[START]

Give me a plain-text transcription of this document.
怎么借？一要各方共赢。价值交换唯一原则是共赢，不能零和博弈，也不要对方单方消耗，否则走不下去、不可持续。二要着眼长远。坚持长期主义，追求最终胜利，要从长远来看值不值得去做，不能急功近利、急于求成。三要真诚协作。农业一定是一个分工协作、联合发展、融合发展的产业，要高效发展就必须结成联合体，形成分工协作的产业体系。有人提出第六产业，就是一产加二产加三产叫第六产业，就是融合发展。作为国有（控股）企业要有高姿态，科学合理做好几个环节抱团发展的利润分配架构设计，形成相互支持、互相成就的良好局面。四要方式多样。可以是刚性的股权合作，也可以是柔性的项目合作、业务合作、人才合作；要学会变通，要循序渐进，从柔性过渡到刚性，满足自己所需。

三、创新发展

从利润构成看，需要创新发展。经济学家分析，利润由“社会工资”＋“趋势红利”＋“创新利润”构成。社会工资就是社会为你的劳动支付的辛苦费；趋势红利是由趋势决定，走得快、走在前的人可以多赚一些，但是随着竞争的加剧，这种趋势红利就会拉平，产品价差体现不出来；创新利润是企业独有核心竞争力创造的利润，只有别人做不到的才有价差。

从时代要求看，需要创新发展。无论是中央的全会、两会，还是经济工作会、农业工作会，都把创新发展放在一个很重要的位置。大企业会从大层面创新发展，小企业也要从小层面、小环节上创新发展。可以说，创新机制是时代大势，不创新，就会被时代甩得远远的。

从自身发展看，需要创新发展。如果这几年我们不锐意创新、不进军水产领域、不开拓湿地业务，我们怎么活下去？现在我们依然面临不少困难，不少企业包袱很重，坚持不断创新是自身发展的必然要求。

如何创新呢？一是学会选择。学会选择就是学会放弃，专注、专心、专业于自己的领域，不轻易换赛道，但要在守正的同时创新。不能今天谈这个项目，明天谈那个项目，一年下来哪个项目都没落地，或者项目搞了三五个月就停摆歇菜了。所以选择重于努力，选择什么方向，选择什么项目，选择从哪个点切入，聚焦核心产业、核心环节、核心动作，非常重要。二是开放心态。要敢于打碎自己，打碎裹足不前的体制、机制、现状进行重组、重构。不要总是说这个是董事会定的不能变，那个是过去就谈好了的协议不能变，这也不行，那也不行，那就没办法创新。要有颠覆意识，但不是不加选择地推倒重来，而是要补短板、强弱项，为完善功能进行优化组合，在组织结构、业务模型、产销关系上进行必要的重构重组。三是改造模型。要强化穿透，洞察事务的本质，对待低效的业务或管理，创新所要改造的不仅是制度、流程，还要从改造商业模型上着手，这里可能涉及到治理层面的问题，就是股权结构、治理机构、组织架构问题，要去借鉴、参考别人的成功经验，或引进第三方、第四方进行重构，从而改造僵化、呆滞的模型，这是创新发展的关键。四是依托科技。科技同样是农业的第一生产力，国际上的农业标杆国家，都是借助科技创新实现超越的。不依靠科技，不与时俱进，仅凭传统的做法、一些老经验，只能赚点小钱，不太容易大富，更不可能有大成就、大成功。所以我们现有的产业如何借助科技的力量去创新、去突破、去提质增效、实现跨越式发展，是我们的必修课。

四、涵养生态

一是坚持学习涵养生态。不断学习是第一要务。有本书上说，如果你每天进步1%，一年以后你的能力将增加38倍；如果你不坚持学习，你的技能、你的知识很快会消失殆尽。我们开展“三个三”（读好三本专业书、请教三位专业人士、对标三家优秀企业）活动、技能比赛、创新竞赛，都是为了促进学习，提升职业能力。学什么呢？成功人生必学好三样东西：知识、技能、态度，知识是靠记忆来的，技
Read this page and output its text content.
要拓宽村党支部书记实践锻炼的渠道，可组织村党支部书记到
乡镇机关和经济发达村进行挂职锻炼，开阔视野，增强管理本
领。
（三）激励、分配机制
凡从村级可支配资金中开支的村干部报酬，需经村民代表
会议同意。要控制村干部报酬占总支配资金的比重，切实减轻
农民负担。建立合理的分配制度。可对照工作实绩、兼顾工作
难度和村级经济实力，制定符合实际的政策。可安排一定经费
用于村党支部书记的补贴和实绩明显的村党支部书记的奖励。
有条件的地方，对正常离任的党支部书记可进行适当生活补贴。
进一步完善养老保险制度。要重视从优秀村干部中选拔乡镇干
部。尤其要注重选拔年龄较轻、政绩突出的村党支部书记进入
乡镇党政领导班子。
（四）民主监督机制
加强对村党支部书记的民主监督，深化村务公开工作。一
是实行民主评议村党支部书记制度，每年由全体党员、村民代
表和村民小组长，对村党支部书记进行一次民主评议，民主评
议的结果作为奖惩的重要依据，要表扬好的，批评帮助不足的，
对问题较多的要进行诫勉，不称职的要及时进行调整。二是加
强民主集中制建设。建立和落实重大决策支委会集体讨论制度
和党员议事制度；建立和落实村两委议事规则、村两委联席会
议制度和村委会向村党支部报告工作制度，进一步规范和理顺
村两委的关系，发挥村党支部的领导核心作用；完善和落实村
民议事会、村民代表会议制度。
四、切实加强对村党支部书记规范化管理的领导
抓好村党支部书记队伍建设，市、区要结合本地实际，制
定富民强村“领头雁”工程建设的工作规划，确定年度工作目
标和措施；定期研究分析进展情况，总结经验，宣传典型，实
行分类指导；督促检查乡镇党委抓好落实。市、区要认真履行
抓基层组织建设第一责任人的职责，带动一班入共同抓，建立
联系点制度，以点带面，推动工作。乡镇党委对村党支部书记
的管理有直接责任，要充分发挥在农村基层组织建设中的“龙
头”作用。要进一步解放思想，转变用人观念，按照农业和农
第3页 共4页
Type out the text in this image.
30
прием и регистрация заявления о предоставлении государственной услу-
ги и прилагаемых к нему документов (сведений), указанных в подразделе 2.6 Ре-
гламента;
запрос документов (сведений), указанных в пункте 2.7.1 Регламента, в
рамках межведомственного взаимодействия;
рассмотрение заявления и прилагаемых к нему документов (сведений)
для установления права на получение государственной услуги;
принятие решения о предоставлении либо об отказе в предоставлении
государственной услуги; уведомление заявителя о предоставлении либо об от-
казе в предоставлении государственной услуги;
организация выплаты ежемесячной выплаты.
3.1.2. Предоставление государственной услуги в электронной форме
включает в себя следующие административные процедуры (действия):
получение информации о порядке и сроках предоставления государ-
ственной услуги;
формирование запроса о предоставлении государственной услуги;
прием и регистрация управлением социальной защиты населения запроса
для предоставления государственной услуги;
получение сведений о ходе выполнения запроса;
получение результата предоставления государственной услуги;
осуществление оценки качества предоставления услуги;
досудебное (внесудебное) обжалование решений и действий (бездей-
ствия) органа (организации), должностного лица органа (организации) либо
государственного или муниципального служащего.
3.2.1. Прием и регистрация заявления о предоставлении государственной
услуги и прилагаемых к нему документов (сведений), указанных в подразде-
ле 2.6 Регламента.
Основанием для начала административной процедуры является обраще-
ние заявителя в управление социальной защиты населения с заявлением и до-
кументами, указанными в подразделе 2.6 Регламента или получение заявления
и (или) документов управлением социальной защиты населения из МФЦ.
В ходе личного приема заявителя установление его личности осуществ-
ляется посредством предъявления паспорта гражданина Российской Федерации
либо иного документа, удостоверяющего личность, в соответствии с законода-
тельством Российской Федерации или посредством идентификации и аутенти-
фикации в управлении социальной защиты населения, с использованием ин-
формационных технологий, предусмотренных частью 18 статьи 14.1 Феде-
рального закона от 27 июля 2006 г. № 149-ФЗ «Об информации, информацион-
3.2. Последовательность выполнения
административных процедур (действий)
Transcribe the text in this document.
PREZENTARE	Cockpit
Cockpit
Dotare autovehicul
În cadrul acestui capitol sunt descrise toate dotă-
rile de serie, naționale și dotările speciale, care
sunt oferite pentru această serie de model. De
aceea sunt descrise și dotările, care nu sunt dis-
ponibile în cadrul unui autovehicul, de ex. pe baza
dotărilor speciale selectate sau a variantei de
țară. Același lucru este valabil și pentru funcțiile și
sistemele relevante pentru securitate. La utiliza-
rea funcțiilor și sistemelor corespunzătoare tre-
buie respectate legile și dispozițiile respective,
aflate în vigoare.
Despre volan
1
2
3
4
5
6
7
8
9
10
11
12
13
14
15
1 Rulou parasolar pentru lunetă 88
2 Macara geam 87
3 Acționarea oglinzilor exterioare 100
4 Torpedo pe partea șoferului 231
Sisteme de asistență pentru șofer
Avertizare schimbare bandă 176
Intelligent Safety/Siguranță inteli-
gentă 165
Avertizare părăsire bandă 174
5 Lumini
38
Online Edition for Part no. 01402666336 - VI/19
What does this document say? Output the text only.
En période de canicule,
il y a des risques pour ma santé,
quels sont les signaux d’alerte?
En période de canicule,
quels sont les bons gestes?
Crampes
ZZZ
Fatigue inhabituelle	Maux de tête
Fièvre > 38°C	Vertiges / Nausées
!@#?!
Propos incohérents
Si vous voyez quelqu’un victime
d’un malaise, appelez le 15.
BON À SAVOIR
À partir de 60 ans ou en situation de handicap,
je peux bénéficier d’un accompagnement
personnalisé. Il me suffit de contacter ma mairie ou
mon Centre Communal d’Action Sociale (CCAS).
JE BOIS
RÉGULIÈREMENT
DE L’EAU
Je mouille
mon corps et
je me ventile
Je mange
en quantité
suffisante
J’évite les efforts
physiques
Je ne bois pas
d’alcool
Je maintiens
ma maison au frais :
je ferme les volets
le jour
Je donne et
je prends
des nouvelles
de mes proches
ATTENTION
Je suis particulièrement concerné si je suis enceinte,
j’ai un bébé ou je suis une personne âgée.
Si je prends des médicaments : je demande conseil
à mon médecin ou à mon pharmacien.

[END]

### Task prompt
Identify lines with the string "услуги". Copy each one.

### Response
для установления права на получение государственной услуги;
государственной услуги; уведомление заявителя о предоставлении либо об от-
казе в предоставлении государственной услуги;
3.1.2. Предоставление государственной услуги в электронной форме
ственной услуги;
формирование запроса о предоставлении государственной услуги;
для предоставления государственной услуги;
получение результата предоставления государственной услуги;
осуществление оценки качества предоставления услуги;
услуги и прилагаемых к нему документов (сведений), указанных в подразде-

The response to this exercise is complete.